Pour la première fois depuis sa création en 2008, le Réseau des parlementaires pour la promotion des infrastructures (REPICOP) vient d'organiser une séance de travail sur le rôle que les élus du peuple doivent jouer dans le développement des infrastructures. Cette session se tenait hier à Yaoundé, le 18 mars 2010, au Palais des verres de Ngoa Ekelle. Au menu des travaux, plusieurs axes ont été retenus.
Il s'agissait dans un premier temps de revisiter les concepts de base et les principales étapes d'un contrat de partenariat au Cameroun. Ensuite, il a été question de visiter le régime fiscal applicable aux contrats de partenariat. Puis, les séminaristes ont eu droit à un exposé sur le rôle du parlementaire dans les contrats de partenariat et de développement local. Pour enfin chuter par une table ronde sur ces contrats de partenariat et l'accélération du développement des infrastructures dans le pays. Il était en fait question de répondre à la question de savoir ce que le parlementaire peut jouer comme rôle dans le partenariat public-privé et le développement des infrastructures.

## Matériel répertorié
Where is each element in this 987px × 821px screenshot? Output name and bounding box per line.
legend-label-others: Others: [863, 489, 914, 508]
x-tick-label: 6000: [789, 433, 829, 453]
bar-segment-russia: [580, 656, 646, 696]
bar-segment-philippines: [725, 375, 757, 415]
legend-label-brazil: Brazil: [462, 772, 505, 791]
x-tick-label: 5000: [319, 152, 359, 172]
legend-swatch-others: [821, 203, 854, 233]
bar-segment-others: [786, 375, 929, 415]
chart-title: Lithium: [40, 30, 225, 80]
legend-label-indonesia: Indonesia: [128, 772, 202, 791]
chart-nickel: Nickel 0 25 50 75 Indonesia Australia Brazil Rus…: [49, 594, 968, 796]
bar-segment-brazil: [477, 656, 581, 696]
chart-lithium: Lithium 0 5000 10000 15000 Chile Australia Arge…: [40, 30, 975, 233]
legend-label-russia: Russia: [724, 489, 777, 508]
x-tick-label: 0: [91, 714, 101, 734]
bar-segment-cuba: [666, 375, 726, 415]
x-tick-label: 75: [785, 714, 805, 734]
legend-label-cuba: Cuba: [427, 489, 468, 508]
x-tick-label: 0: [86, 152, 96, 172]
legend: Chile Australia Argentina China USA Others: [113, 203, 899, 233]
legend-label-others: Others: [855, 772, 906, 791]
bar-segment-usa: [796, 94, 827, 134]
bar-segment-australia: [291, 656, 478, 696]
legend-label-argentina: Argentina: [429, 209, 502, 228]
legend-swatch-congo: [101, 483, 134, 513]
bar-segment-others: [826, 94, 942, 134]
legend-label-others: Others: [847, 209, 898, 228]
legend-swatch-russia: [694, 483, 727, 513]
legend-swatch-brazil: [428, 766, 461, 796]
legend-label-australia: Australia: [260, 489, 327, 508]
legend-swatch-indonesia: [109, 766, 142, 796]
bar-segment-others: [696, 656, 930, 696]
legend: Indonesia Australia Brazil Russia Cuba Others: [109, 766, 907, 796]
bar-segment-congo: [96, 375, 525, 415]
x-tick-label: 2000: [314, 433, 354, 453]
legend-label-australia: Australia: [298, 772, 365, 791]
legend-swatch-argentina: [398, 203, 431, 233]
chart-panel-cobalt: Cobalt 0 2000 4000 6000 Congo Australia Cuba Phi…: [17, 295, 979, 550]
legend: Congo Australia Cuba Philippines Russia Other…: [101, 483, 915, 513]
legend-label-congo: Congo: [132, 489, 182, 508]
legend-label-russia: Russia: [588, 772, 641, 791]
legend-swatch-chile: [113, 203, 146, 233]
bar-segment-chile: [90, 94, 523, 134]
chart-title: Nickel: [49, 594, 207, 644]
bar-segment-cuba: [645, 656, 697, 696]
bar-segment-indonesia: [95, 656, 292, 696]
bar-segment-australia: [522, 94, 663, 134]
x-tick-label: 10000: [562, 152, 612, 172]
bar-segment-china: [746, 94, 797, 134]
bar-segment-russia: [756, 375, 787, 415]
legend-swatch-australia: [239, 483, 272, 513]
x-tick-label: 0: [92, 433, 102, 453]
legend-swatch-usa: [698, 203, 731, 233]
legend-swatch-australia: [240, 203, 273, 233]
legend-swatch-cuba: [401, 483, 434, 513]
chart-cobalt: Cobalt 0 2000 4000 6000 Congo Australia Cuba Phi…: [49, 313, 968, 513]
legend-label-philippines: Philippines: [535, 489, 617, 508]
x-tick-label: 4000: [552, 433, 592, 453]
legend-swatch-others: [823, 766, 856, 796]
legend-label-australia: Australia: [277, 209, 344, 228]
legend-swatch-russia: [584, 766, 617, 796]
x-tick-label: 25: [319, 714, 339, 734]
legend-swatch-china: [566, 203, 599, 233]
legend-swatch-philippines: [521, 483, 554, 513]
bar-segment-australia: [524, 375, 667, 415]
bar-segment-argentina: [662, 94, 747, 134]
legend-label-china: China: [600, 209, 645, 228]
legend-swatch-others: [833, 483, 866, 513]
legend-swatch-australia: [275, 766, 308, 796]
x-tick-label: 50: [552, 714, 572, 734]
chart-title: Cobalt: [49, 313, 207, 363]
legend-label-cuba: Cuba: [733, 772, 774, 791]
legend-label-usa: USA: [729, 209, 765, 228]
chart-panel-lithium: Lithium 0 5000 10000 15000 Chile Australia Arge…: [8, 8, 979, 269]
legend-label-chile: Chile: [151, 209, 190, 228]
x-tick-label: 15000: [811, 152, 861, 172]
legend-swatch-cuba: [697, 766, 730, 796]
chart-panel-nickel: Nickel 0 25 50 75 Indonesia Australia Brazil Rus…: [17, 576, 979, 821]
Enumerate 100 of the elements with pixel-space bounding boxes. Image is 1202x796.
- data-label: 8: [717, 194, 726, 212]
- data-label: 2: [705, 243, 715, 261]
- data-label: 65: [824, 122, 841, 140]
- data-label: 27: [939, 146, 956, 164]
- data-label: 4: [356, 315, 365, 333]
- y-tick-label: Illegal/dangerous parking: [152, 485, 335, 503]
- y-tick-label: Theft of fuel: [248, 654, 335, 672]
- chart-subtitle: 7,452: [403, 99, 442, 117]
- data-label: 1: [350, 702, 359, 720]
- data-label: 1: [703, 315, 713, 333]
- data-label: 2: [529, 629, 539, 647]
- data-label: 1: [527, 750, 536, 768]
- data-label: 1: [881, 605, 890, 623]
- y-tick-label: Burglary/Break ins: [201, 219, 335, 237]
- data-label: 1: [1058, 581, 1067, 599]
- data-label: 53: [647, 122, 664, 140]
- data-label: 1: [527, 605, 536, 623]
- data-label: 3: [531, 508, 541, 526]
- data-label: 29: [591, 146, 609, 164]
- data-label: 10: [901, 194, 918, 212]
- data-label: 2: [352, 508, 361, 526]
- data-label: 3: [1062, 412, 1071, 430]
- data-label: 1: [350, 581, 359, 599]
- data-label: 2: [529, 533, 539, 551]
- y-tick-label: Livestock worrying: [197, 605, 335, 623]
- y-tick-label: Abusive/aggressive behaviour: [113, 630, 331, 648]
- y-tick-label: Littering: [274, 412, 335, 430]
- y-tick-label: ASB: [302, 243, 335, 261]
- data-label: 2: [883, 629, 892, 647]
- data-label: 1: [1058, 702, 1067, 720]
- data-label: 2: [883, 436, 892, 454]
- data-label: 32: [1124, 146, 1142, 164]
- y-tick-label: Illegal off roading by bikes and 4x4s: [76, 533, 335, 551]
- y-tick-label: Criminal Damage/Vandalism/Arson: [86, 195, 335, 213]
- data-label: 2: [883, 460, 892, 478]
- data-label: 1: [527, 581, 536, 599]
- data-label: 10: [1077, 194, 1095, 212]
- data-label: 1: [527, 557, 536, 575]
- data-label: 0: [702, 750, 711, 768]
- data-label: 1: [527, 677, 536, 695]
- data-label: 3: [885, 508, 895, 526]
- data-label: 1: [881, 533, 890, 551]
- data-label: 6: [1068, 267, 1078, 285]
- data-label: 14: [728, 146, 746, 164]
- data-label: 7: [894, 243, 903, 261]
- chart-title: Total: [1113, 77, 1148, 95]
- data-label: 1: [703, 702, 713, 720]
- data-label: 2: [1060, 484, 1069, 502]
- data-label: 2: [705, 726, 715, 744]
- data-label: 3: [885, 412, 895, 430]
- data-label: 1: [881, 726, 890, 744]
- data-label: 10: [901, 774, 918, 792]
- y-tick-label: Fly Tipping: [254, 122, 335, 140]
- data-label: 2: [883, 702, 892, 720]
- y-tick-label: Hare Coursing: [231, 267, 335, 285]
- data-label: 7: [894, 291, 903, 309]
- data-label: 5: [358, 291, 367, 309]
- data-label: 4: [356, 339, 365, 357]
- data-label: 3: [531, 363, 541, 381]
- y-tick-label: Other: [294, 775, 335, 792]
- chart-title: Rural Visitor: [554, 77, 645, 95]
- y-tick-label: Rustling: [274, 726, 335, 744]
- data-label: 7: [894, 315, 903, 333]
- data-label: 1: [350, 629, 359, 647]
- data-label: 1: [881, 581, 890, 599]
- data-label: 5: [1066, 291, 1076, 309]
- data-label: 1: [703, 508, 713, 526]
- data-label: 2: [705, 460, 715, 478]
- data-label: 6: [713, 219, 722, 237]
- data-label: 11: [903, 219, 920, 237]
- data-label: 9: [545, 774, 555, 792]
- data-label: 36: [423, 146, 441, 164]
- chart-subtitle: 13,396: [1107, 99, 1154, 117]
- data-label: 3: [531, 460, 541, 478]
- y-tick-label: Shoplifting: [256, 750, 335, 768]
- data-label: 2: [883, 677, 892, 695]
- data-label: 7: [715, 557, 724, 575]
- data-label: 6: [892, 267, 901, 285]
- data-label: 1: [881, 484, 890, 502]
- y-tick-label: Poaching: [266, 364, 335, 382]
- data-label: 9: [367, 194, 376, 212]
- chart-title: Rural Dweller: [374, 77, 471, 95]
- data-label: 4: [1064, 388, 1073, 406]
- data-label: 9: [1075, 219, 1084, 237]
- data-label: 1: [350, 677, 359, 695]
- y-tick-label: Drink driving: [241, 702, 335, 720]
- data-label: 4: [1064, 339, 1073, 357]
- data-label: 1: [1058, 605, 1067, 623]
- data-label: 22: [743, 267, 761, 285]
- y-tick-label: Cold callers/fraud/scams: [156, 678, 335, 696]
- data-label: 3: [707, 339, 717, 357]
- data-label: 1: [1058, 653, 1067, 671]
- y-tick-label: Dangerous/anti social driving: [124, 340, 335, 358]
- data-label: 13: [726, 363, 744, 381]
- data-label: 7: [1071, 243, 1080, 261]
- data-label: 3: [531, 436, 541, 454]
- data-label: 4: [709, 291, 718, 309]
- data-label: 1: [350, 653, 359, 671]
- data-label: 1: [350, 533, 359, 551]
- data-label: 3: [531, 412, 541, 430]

## Consigne 1
Recopiez fidèlement le passage de l'extrait fourni qui va de « Pour la première » jusqu'à « ont été retenus. ».
## Consigne 2
Indiquez si chacune des affirmations suivantes concorde avec l'extrait fourni en répondant par oui ou par non, et citez à l'identique les mots de l'extrait qui tranchent : (a) le REPICOP a été créé en 2008 ; (b) la séance de travail s'est déroulée à Douala ; (c) les travaux se sont conclus par une table ronde.

## Résultat de l'exercice 1
Pour la première fois depuis sa création en 2008, le Réseau des parlementaires pour la promotion des infrastructures (REPICOP) vient d'organiser une séance de travail sur le rôle que les élus du peuple doivent jouer dans le développement des infrastructures. Cette session se tenait hier à Yaoundé, le 18 mars 2010, au Palais des verres de Ngoa Ekelle. Au menu des travaux, plusieurs axes ont été retenus.

## Résultat de l'exercice 2
(a) Oui : « depuis sa création en 2008 ».
(b) Non : « Cette session se tenait hier à Yaoundé ».
(c) Oui : « Pour enfin chuter par une table ronde ».